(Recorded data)
------------

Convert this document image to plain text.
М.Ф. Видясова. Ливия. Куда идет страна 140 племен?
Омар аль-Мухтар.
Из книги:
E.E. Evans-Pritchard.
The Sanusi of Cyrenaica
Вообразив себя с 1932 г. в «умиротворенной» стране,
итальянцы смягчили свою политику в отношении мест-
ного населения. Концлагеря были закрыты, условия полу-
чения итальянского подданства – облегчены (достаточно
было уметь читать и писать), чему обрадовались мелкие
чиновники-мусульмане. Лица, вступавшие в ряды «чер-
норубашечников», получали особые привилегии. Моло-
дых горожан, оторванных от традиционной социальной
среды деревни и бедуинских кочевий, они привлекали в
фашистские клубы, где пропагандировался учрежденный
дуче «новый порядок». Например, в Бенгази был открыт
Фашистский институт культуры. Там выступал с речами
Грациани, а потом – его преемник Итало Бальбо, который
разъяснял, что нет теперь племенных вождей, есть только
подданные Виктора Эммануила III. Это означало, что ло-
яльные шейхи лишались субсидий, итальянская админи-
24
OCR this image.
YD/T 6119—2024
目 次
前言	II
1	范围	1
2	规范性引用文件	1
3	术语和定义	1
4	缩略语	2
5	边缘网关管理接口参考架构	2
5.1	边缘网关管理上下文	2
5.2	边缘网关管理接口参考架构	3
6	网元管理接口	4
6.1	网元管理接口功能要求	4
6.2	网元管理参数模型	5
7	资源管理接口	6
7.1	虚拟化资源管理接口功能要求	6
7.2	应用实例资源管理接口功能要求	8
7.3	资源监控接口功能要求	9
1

------------

_Task statement_. Repeat the whole listing exactly, keeping every line intact.

_Solution below_.
Convert this document image to plain text.
М.Ф. Видясова. Ливия. Куда идет страна 140 племен?
Омар аль-Мухтар.
Из книги:
E.E. Evans-Pritchard.
The Sanusi of Cyrenaica
Вообразив себя с 1932 г. в «умиротворенной» стране,
итальянцы смягчили свою политику в отношении мест-
ного населения. Концлагеря были закрыты, условия полу-
чения итальянского подданства – облегчены (достаточно
было уметь читать и писать), чему обрадовались мелкие
чиновники-мусульмане. Лица, вступавшие в ряды «чер-
норубашечников», получали особые привилегии. Моло-
дых горожан, оторванных от традиционной социальной
среды деревни и бедуинских кочевий, они привлекали в
фашистские клубы, где пропагандировался учрежденный
дуче «новый порядок». Например, в Бенгази был открыт
Фашистский институт культуры. Там выступал с речами
Грациани, а потом – его преемник Итало Бальбо, который
разъяснял, что нет теперь племенных вождей, есть только
подданные Виктора Эммануила III. Это означало, что ло-
яльные шейхи лишались субсидий, итальянская админи-
24
OCR this image.
YD/T 6119—2024
目 次
前言	II
1	范围	1
2	规范性引用文件	1
3	术语和定义	1
4	缩略语	2
5	边缘网关管理接口参考架构	2
5.1	边缘网关管理上下文	2
5.2	边缘网关管理接口参考架构	3
6	网元管理接口	4
6.1	网元管理接口功能要求	4
6.2	网元管理参数模型	5
7	资源管理接口	6
7.1	虚拟化资源管理接口功能要求	6
7.2	应用实例资源管理接口功能要求	8
7.3	资源监控接口功能要求	9
1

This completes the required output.